[Dataset rows about figures]
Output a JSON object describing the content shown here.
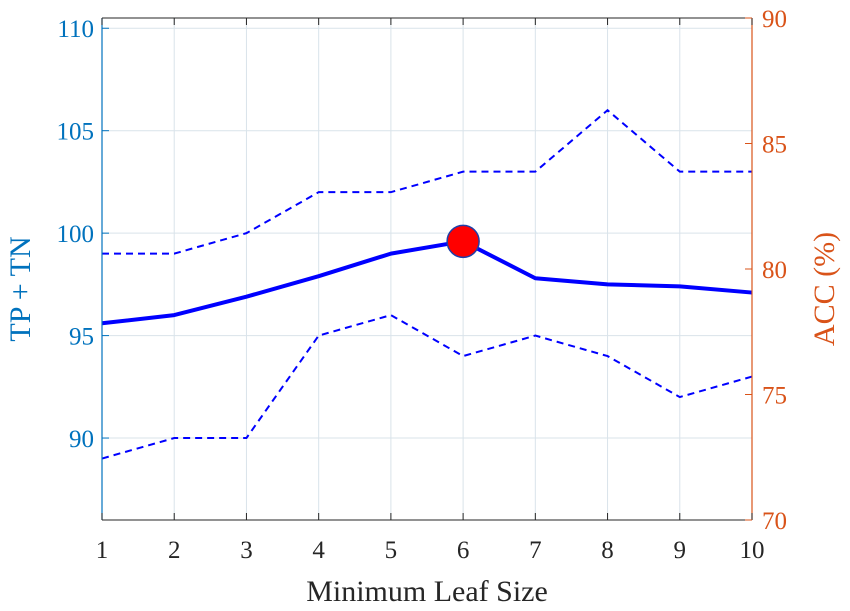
{
  "chart_data": {
    "type": "line",
    "xlabel": "Minimum Leaf Size",
    "ylabel_left": "TP + TN",
    "ylabel_right": "ACC (%)",
    "xlim": [
      1,
      10
    ],
    "ylim_left": [
      86,
      110.5
    ],
    "ylim_right": [
      70,
      90
    ],
    "x_ticks": [
      "1",
      "2",
      "3",
      "4",
      "5",
      "6",
      "7",
      "8",
      "9",
      "10"
    ],
    "y_left_ticks": [
      "90",
      "95",
      "100",
      "105",
      "110"
    ],
    "y_right_ticks": [
      "70",
      "75",
      "80",
      "85",
      "90"
    ],
    "grid": true,
    "x": [
      1,
      2,
      3,
      4,
      5,
      6,
      7,
      8,
      9,
      10
    ],
    "series": [
      {
        "style": "solid",
        "values": [
          95.6,
          96.0,
          96.9,
          97.9,
          99.0,
          99.6,
          97.8,
          97.5,
          97.4,
          97.1
        ]
      },
      {
        "style": "dashed",
        "values": [
          99,
          99,
          100,
          102,
          102,
          103,
          103,
          106,
          103,
          103
        ]
      },
      {
        "style": "dashed",
        "values": [
          89,
          90,
          90,
          95,
          96,
          94,
          95,
          94,
          92,
          93
        ]
      }
    ],
    "highlight": {
      "x": 6,
      "y": 99.6
    },
    "colors": {
      "left_axis": "#0072BD",
      "right_axis": "#D95319",
      "line": "#0000FF",
      "marker_fill": "#FF0000",
      "grid": "#D9E3EA"
    }
  }
}
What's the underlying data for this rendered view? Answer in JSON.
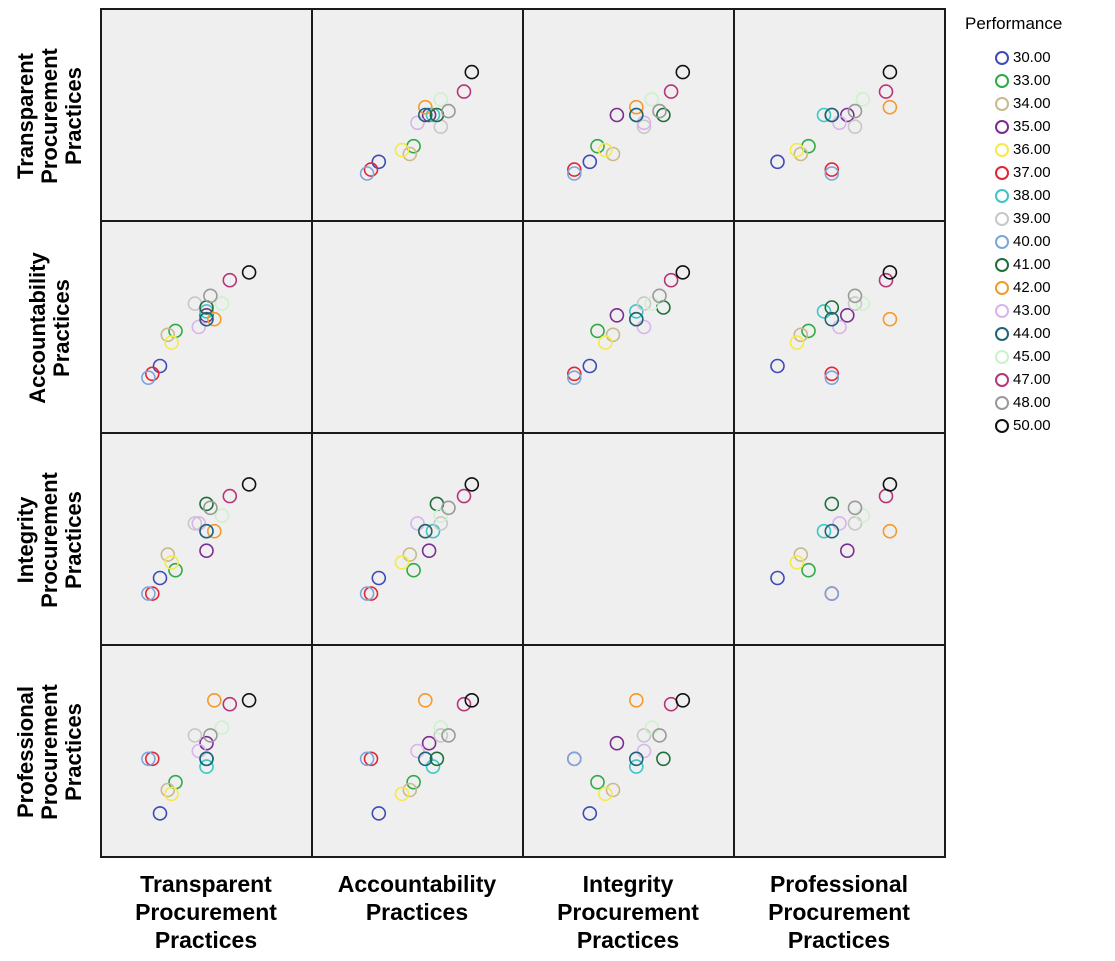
{
  "chart_data": {
    "type": "scatter",
    "title": "",
    "variables": [
      {
        "key": "T",
        "label": [
          "Transparent",
          "Procurement",
          "Practices"
        ]
      },
      {
        "key": "A",
        "label": [
          "Accountability",
          "Practices"
        ]
      },
      {
        "key": "I",
        "label": [
          "Integrity",
          "Procurement",
          "Practices"
        ]
      },
      {
        "key": "P",
        "label": [
          "Professional",
          "Procurement",
          "Practices"
        ]
      }
    ],
    "range": [
      1,
      5
    ],
    "legend": {
      "title": "Performance",
      "placement": "right",
      "items": [
        {
          "label": "30.00",
          "color": "#3d4ab8"
        },
        {
          "label": "33.00",
          "color": "#2eab44"
        },
        {
          "label": "34.00",
          "color": "#c9b98c"
        },
        {
          "label": "35.00",
          "color": "#7a2d90"
        },
        {
          "label": "36.00",
          "color": "#f5e94a"
        },
        {
          "label": "37.00",
          "color": "#e32636"
        },
        {
          "label": "38.00",
          "color": "#3cc6c6"
        },
        {
          "label": "39.00",
          "color": "#c8c8c8"
        },
        {
          "label": "40.00",
          "color": "#7aa6dd"
        },
        {
          "label": "41.00",
          "color": "#1f6e3a"
        },
        {
          "label": "42.00",
          "color": "#f39a2a"
        },
        {
          "label": "43.00",
          "color": "#d9b3ee"
        },
        {
          "label": "44.00",
          "color": "#1d6478"
        },
        {
          "label": "45.00",
          "color": "#ccf2cc"
        },
        {
          "label": "47.00",
          "color": "#b7337a"
        },
        {
          "label": "48.00",
          "color": "#999999"
        },
        {
          "label": "50.00",
          "color": "#111111"
        }
      ]
    },
    "points": [
      {
        "group": "30.00",
        "T": 1.8,
        "A": 2.0,
        "I": 2.0,
        "P": 1.4
      },
      {
        "group": "33.00",
        "T": 2.2,
        "A": 2.9,
        "I": 2.2,
        "P": 2.2
      },
      {
        "group": "34.00",
        "T": 2.0,
        "A": 2.8,
        "I": 2.6,
        "P": 2.0
      },
      {
        "group": "35.00",
        "T": 3.0,
        "A": 3.3,
        "I": 2.7,
        "P": 3.2
      },
      {
        "group": "36.00",
        "T": 2.1,
        "A": 2.6,
        "I": 2.4,
        "P": 1.9
      },
      {
        "group": "37.00",
        "T": 1.6,
        "A": 1.8,
        "I": 1.6,
        "P": 2.8
      },
      {
        "group": "38.00",
        "T": 3.0,
        "A": 3.4,
        "I": 3.2,
        "P": 2.6
      },
      {
        "group": "39.00",
        "T": 2.7,
        "A": 3.6,
        "I": 3.4,
        "P": 3.4
      },
      {
        "group": "40.00",
        "T": 1.5,
        "A": 1.7,
        "I": 1.6,
        "P": 2.8
      },
      {
        "group": "41.00",
        "T": 3.0,
        "A": 3.5,
        "I": 3.9,
        "P": 2.8
      },
      {
        "group": "42.00",
        "T": 3.2,
        "A": 3.2,
        "I": 3.2,
        "P": 4.3
      },
      {
        "group": "43.00",
        "T": 2.8,
        "A": 3.0,
        "I": 3.4,
        "P": 3.0
      },
      {
        "group": "44.00",
        "T": 3.0,
        "A": 3.2,
        "I": 3.2,
        "P": 2.8
      },
      {
        "group": "45.00",
        "T": 3.4,
        "A": 3.6,
        "I": 3.6,
        "P": 3.6
      },
      {
        "group": "47.00",
        "T": 3.6,
        "A": 4.2,
        "I": 4.1,
        "P": 4.2
      },
      {
        "group": "48.00",
        "T": 3.1,
        "A": 3.8,
        "I": 3.8,
        "P": 3.4
      },
      {
        "group": "50.00",
        "T": 4.1,
        "A": 4.4,
        "I": 4.4,
        "P": 4.3
      }
    ]
  }
}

* PROBLEM TO SOLVE *
Reproduce the full material exactly, excluding the pictures.

* REPLY TO THE EXERCISE *
Output a JSON object describing the content shown here.
{
  "chart_data": {
    "type": "line",
    "xlabel": "Minimum Leaf Size",
    "ylabel_left": "TP + TN",
    "ylabel_right": "ACC (%)",
    "xlim": [
      1,
      10
    ],
    "ylim_left": [
      86,
      110.5
    ],
    "ylim_right": [
      70,
      90
    ],
    "x_ticks": [
      "1",
      "2",
      "3",
      "4",
      "5",
      "6",
      "7",
      "8",
      "9",
      "10"
    ],
    "y_left_ticks": [
      "90",
      "95",
      "100",
      "105",
      "110"
    ],
    "y_right_ticks": [
      "70",
      "75",
      "80",
      "85",
      "90"
    ],
    "grid": true,
    "x": [
      1,
      2,
      3,
      4,
      5,
      6,
      7,
      8,
      9,
      10
    ],
    "series": [
      {
        "style": "solid",
        "values": [
          95.6,
          96.0,
          96.9,
          97.9,
          99.0,
          99.6,
          97.8,
          97.5,
          97.4,
          97.1
        ]
      },
      {
        "style": "dashed",
        "values": [
          99,
          99,
          100,
          102,
          102,
          103,
          103,
          106,
          103,
          103
        ]
      },
      {
        "style": "dashed",
        "values": [
          89,
          90,
          90,
          95,
          96,
          94,
          95,
          94,
          92,
          93
        ]
      }
    ],
    "highlight": {
      "x": 6,
      "y": 99.6
    },
    "colors": {
      "left_axis": "#0072BD",
      "right_axis": "#D95319",
      "line": "#0000FF",
      "marker_fill": "#FF0000",
      "grid": "#D9E3EA"
    }
  }
}
What's the underlying data for this rendered view? Answer in JSON.
{
  "chart_data": {
    "type": "scatter",
    "title": "",
    "variables": [
      {
        "key": "T",
        "label": [
          "Transparent",
          "Procurement",
          "Practices"
        ]
      },
      {
        "key": "A",
        "label": [
          "Accountability",
          "Practices"
        ]
      },
      {
        "key": "I",
        "label": [
          "Integrity",
          "Procurement",
          "Practices"
        ]
      },
      {
        "key": "P",
        "label": [
          "Professional",
          "Procurement",
          "Practices"
        ]
      }
    ],
    "range": [
      1,
      5
    ],
    "legend": {
      "title": "Performance",
      "placement": "right",
      "items": [
        {
          "label": "30.00",
          "color": "#3d4ab8"
        },
        {
          "label": "33.00",
          "color": "#2eab44"
        },
        {
          "label": "34.00",
          "color": "#c9b98c"
        },
        {
          "label": "35.00",
          "color": "#7a2d90"
        },
        {
          "label": "36.00",
          "color": "#f5e94a"
        },
        {
          "label": "37.00",
          "color": "#e32636"
        },
        {
          "label": "38.00",
          "color": "#3cc6c6"
        },
        {
          "label": "39.00",
          "color": "#c8c8c8"
        },
        {
          "label": "40.00",
          "color": "#7aa6dd"
        },
        {
          "label": "41.00",
          "color": "#1f6e3a"
        },
        {
          "label": "42.00",
          "color": "#f39a2a"
        },
        {
          "label": "43.00",
          "color": "#d9b3ee"
        },
        {
          "label": "44.00",
          "color": "#1d6478"
        },
        {
          "label": "45.00",
          "color": "#ccf2cc"
        },
        {
          "label": "47.00",
          "color": "#b7337a"
        },
        {
          "label": "48.00",
          "color": "#999999"
        },
        {
          "label": "50.00",
          "color": "#111111"
        }
      ]
    },
    "points": [
      {
        "group": "30.00",
        "T": 1.8,
        "A": 2.0,
        "I": 2.0,
        "P": 1.4
      },
      {
        "group": "33.00",
        "T": 2.2,
        "A": 2.9,
        "I": 2.2,
        "P": 2.2
      },
      {
        "group": "34.00",
        "T": 2.0,
        "A": 2.8,
        "I": 2.6,
        "P": 2.0
      },
      {
        "group": "35.00",
        "T": 3.0,
        "A": 3.3,
        "I": 2.7,
        "P": 3.2
      },
      {
        "group": "36.00",
        "T": 2.1,
        "A": 2.6,
        "I": 2.4,
        "P": 1.9
      },
      {
        "group": "37.00",
        "T": 1.6,
        "A": 1.8,
        "I": 1.6,
        "P": 2.8
      },
      {
        "group": "38.00",
        "T": 3.0,
        "A": 3.4,
        "I": 3.2,
        "P": 2.6
      },
      {
        "group": "39.00",
        "T": 2.7,
        "A": 3.6,
        "I": 3.4,
        "P": 3.4
      },
      {
        "group": "40.00",
        "T": 1.5,
        "A": 1.7,
        "I": 1.6,
        "P": 2.8
      },
      {
        "group": "41.00",
        "T": 3.0,
        "A": 3.5,
        "I": 3.9,
        "P": 2.8
      },
      {
        "group": "42.00",
        "T": 3.2,
        "A": 3.2,
        "I": 3.2,
        "P": 4.3
      },
      {
        "group": "43.00",
        "T": 2.8,
        "A": 3.0,
        "I": 3.4,
        "P": 3.0
      },
      {
        "group": "44.00",
        "T": 3.0,
        "A": 3.2,
        "I": 3.2,
        "P": 2.8
      },
      {
        "group": "45.00",
        "T": 3.4,
        "A": 3.6,
        "I": 3.6,
        "P": 3.6
      },
      {
        "group": "47.00",
        "T": 3.6,
        "A": 4.2,
        "I": 4.1,
        "P": 4.2
      },
      {
        "group": "48.00",
        "T": 3.1,
        "A": 3.8,
        "I": 3.8,
        "P": 3.4
      },
      {
        "group": "50.00",
        "T": 4.1,
        "A": 4.4,
        "I": 4.4,
        "P": 4.3
      }
    ]
  }
}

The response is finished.